**EXERCISE PROMPT:** Keep the pictures out and restate every record exactly.
··· RECORDS SUPPLIED
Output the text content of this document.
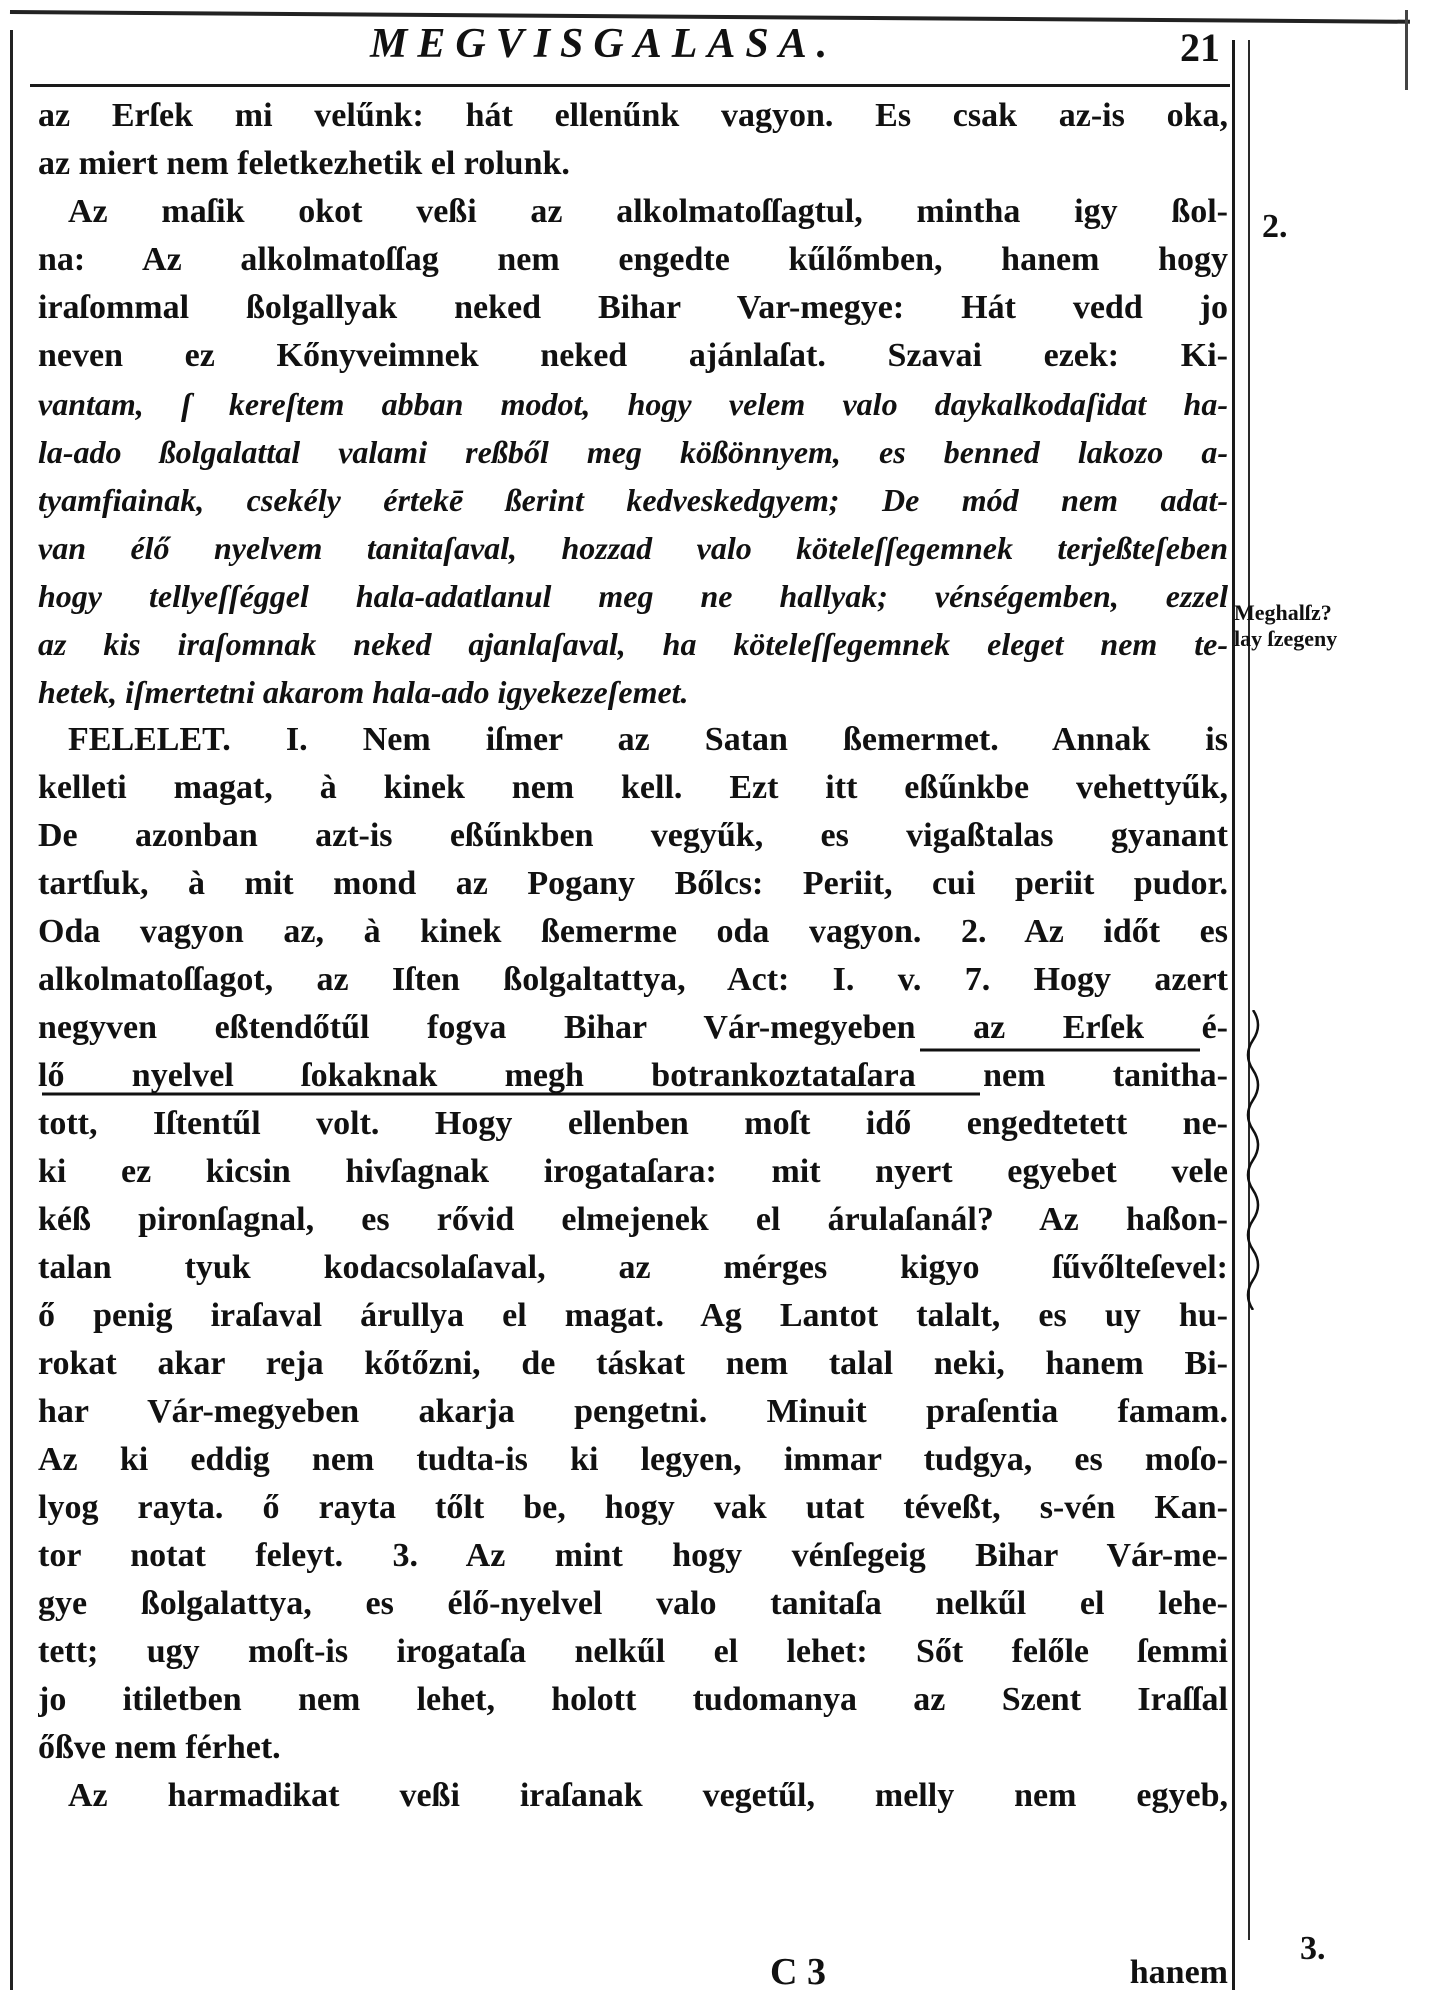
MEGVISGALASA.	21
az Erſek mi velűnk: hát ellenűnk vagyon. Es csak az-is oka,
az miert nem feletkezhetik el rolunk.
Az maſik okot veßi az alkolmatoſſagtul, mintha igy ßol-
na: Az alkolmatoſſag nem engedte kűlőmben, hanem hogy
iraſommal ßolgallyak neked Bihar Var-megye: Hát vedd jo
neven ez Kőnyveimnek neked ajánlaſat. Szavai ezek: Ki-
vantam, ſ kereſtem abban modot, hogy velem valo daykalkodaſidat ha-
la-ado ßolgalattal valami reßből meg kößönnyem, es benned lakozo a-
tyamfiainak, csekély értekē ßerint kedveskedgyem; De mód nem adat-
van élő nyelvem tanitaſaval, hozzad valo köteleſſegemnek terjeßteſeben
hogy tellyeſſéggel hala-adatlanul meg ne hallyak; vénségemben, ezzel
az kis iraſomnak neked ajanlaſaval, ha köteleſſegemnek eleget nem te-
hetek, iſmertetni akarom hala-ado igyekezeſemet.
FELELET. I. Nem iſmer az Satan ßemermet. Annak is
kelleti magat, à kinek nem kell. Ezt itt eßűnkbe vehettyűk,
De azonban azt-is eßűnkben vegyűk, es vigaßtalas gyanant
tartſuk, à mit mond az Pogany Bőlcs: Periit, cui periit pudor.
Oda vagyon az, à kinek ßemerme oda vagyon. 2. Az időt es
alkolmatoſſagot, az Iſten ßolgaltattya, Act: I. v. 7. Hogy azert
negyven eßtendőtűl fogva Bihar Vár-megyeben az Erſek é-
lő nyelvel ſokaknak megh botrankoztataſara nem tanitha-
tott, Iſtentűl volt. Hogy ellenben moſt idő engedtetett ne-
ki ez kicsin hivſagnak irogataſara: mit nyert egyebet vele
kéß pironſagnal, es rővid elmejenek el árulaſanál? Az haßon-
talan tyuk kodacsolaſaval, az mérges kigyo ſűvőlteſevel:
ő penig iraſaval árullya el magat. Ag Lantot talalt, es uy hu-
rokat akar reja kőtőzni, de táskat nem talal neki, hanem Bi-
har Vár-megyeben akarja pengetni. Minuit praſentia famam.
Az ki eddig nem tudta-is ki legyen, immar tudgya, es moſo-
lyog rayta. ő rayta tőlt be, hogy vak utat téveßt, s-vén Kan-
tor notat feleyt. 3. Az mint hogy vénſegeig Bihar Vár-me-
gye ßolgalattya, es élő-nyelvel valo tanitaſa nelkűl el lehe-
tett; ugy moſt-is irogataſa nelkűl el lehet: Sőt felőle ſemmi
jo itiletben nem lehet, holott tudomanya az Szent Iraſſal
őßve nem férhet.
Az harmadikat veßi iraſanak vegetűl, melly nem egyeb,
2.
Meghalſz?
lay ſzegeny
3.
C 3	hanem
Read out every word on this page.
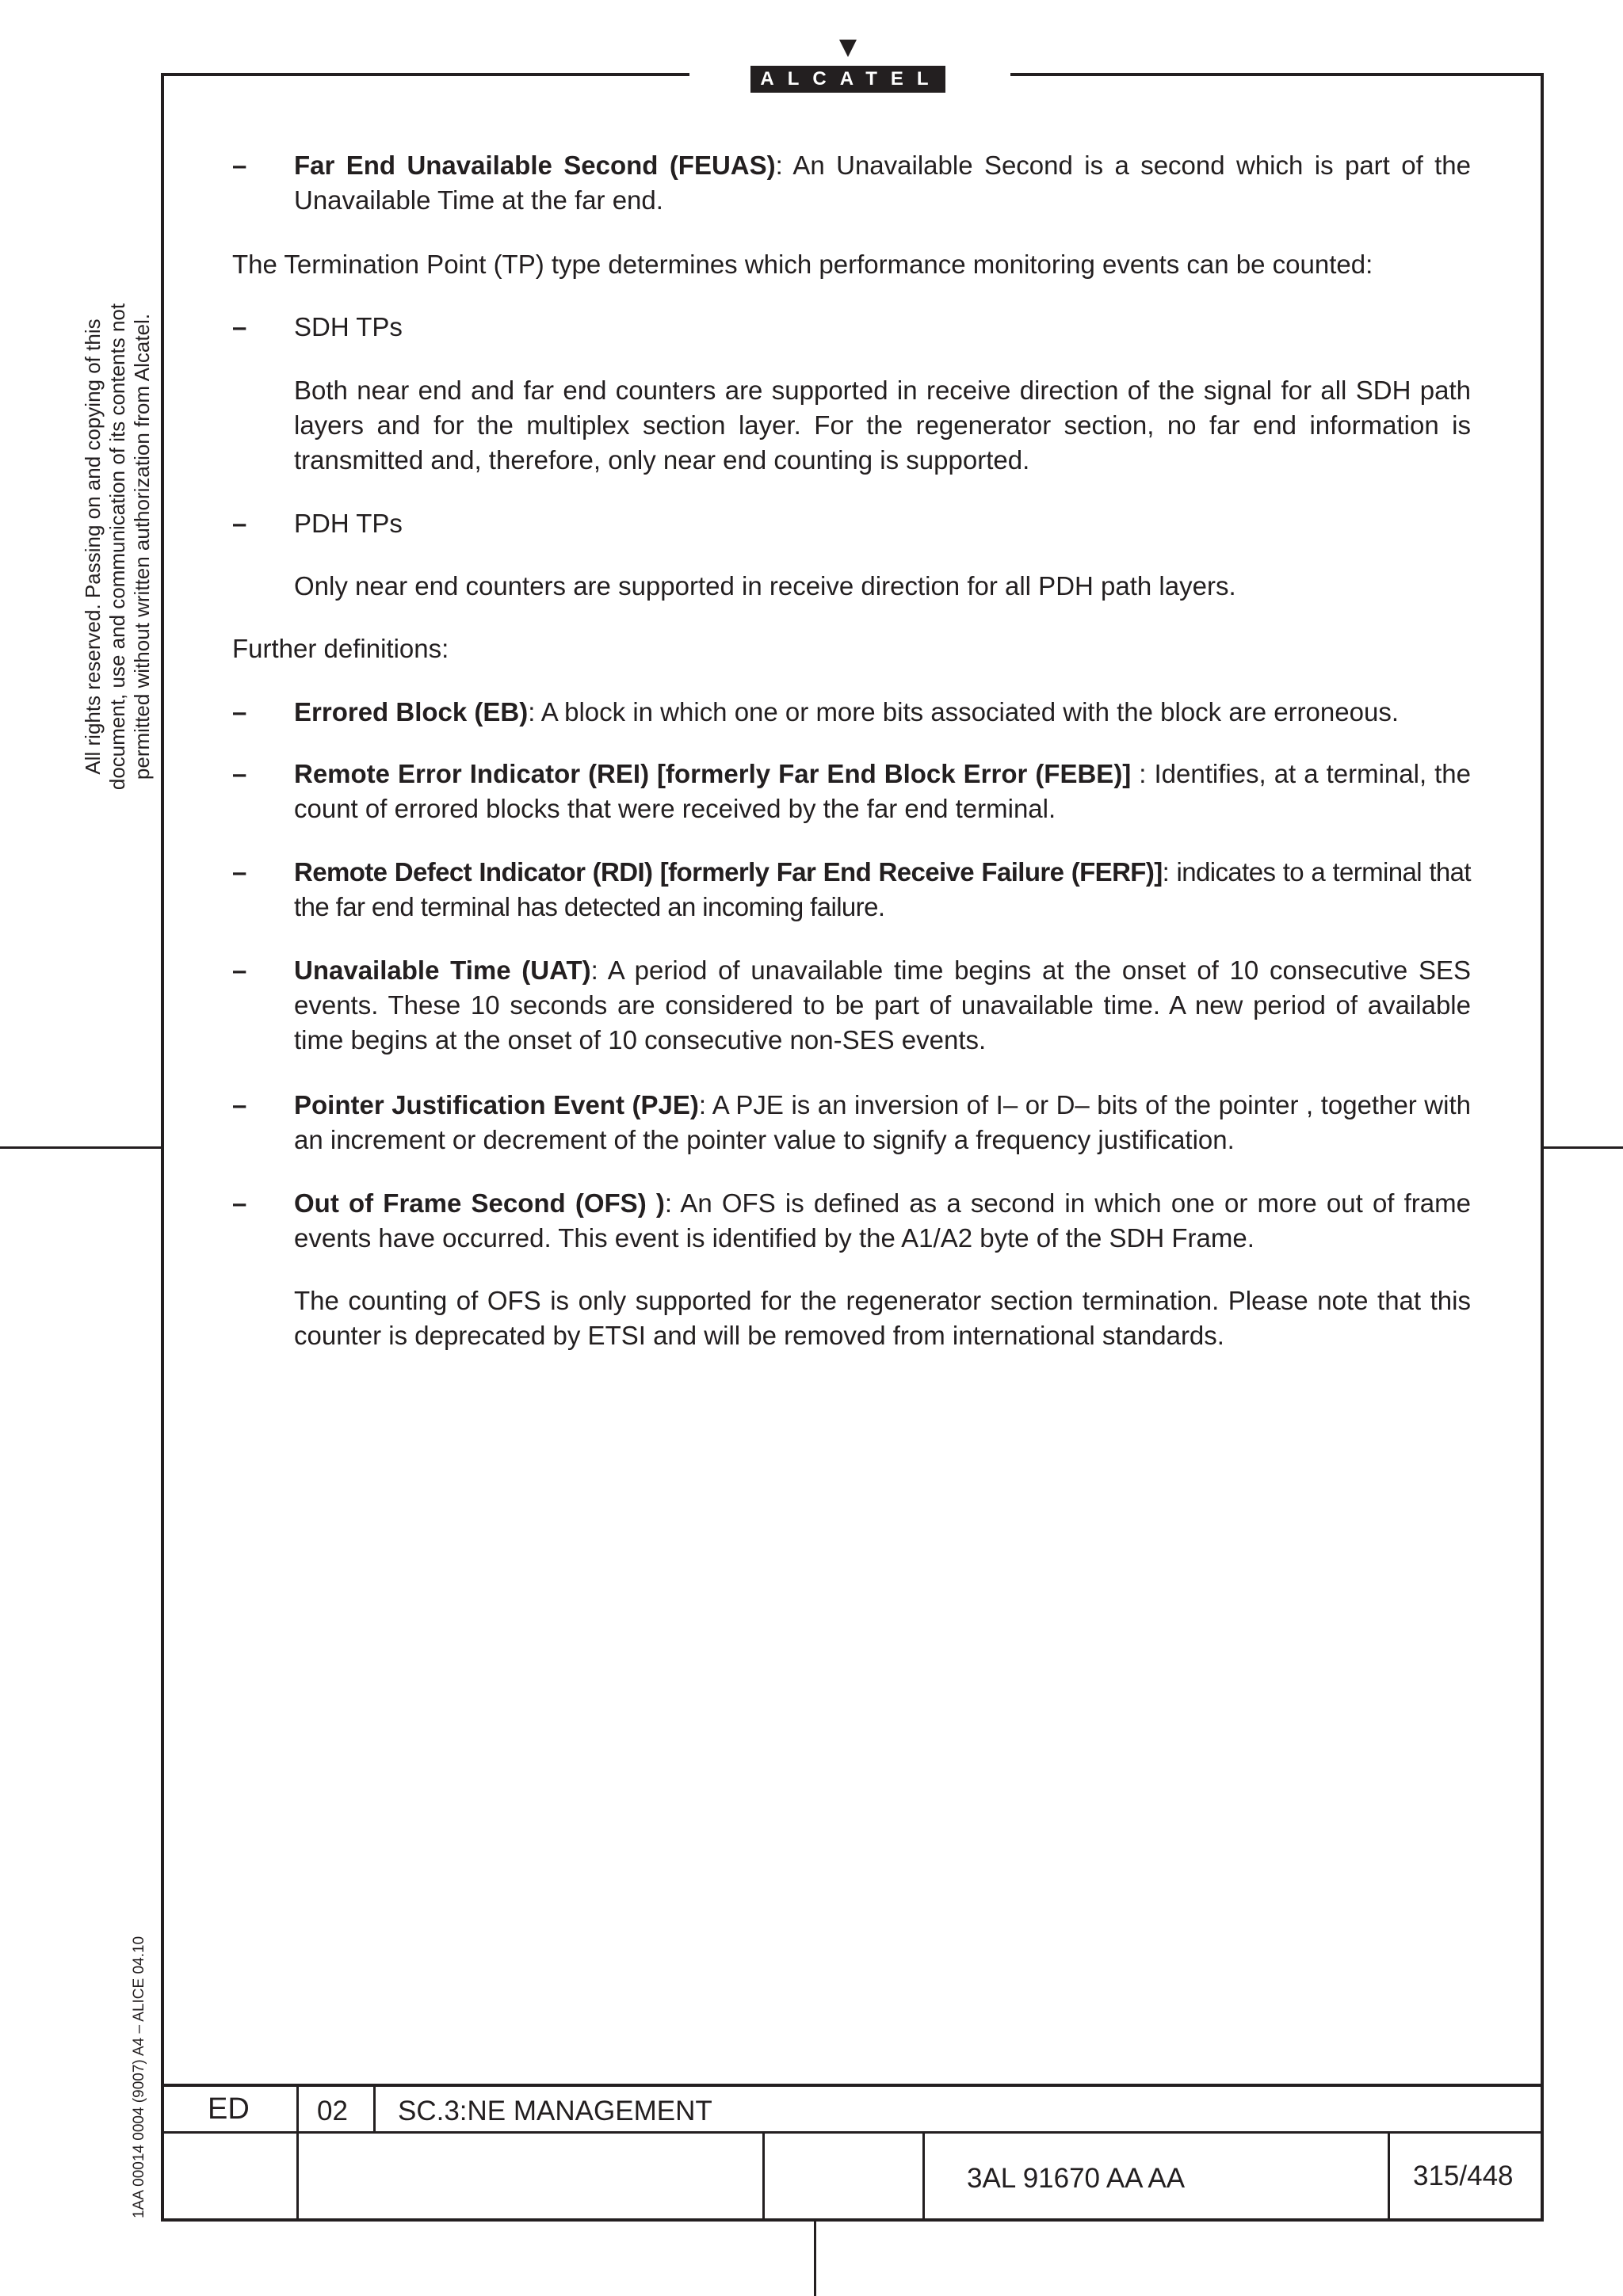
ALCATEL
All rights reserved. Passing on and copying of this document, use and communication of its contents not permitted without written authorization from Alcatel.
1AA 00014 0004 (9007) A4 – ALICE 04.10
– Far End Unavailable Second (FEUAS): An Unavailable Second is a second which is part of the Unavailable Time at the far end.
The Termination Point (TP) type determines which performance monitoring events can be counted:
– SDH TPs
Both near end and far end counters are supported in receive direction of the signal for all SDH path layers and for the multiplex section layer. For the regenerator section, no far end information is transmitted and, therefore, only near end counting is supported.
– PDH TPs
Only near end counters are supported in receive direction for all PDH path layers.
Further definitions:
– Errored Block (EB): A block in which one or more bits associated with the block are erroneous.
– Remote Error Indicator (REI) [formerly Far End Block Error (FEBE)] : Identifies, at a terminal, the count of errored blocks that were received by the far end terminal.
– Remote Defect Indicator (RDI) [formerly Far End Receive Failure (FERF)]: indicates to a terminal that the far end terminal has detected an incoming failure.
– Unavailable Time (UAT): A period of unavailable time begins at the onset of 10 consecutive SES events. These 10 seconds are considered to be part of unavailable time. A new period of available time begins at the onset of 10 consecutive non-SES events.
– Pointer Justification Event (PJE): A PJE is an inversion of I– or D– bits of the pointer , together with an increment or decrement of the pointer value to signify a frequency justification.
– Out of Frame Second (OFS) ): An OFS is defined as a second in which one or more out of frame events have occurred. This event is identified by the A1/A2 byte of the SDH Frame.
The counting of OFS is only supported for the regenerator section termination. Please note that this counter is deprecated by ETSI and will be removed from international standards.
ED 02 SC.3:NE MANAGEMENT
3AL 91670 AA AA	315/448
······
**TASK RESPONSE:**
Output the text content of this document.
MEGVISGALASA.	21
az Erſek mi velűnk: hát ellenűnk vagyon. Es csak az-is oka,
az miert nem feletkezhetik el rolunk.
Az maſik okot veßi az alkolmatoſſagtul, mintha igy ßol-
na: Az alkolmatoſſag nem engedte kűlőmben, hanem hogy
iraſommal ßolgallyak neked Bihar Var-megye: Hát vedd jo
neven ez Kőnyveimnek neked ajánlaſat. Szavai ezek: Ki-
vantam, ſ kereſtem abban modot, hogy velem valo daykalkodaſidat ha-
la-ado ßolgalattal valami reßből meg kößönnyem, es benned lakozo a-
tyamfiainak, csekély értekē ßerint kedveskedgyem; De mód nem adat-
van élő nyelvem tanitaſaval, hozzad valo köteleſſegemnek terjeßteſeben
hogy tellyeſſéggel hala-adatlanul meg ne hallyak; vénségemben, ezzel
az kis iraſomnak neked ajanlaſaval, ha köteleſſegemnek eleget nem te-
hetek, iſmertetni akarom hala-ado igyekezeſemet.
FELELET. I. Nem iſmer az Satan ßemermet. Annak is
kelleti magat, à kinek nem kell. Ezt itt eßűnkbe vehettyűk,
De azonban azt-is eßűnkben vegyűk, es vigaßtalas gyanant
tartſuk, à mit mond az Pogany Bőlcs: Periit, cui periit pudor.
Oda vagyon az, à kinek ßemerme oda vagyon. 2. Az időt es
alkolmatoſſagot, az Iſten ßolgaltattya, Act: I. v. 7. Hogy azert
negyven eßtendőtűl fogva Bihar Vár-megyeben az Erſek é-
lő nyelvel ſokaknak megh botrankoztataſara nem tanitha-
tott, Iſtentűl volt. Hogy ellenben moſt idő engedtetett ne-
ki ez kicsin hivſagnak irogataſara: mit nyert egyebet vele
kéß pironſagnal, es rővid elmejenek el árulaſanál? Az haßon-
talan tyuk kodacsolaſaval, az mérges kigyo ſűvőlteſevel:
ő penig iraſaval árullya el magat. Ag Lantot talalt, es uy hu-
rokat akar reja kőtőzni, de táskat nem talal neki, hanem Bi-
har Vár-megyeben akarja pengetni. Minuit praſentia famam.
Az ki eddig nem tudta-is ki legyen, immar tudgya, es moſo-
lyog rayta. ő rayta tőlt be, hogy vak utat téveßt, s-vén Kan-
tor notat feleyt. 3. Az mint hogy vénſegeig Bihar Vár-me-
gye ßolgalattya, es élő-nyelvel valo tanitaſa nelkűl el lehe-
tett; ugy moſt-is irogataſa nelkűl el lehet: Sőt felőle ſemmi
jo itiletben nem lehet, holott tudomanya az Szent Iraſſal
őßve nem férhet.
Az harmadikat veßi iraſanak vegetűl, melly nem egyeb,
2.
Meghalſz?
lay ſzegeny
3.
C 3	hanem
Read out every word on this page.
ALCATEL
All rights reserved. Passing on and copying of this document, use and communication of its contents not permitted without written authorization from Alcatel.
1AA 00014 0004 (9007) A4 – ALICE 04.10
– Far End Unavailable Second (FEUAS): An Unavailable Second is a second which is part of the Unavailable Time at the far end.
The Termination Point (TP) type determines which performance monitoring events can be counted:
– SDH TPs
Both near end and far end counters are supported in receive direction of the signal for all SDH path layers and for the multiplex section layer. For the regenerator section, no far end information is transmitted and, therefore, only near end counting is supported.
– PDH TPs
Only near end counters are supported in receive direction for all PDH path layers.
Further definitions:
– Errored Block (EB): A block in which one or more bits associated with the block are erroneous.
– Remote Error Indicator (REI) [formerly Far End Block Error (FEBE)] : Identifies, at a terminal, the count of errored blocks that were received by the far end terminal.
– Remote Defect Indicator (RDI) [formerly Far End Receive Failure (FERF)]: indicates to a terminal that the far end terminal has detected an incoming failure.
– Unavailable Time (UAT): A period of unavailable time begins at the onset of 10 consecutive SES events. These 10 seconds are considered to be part of unavailable time. A new period of available time begins at the onset of 10 consecutive non-SES events.
– Pointer Justification Event (PJE): A PJE is an inversion of I– or D– bits of the pointer , together with an increment or decrement of the pointer value to signify a frequency justification.
– Out of Frame Second (OFS) ): An OFS is defined as a second in which one or more out of frame events have occurred. This event is identified by the A1/A2 byte of the SDH Frame.
The counting of OFS is only supported for the regenerator section termination. Please note that this counter is deprecated by ETSI and will be removed from international standards.
ED 02 SC.3:NE MANAGEMENT
3AL 91670 AA AA	315/448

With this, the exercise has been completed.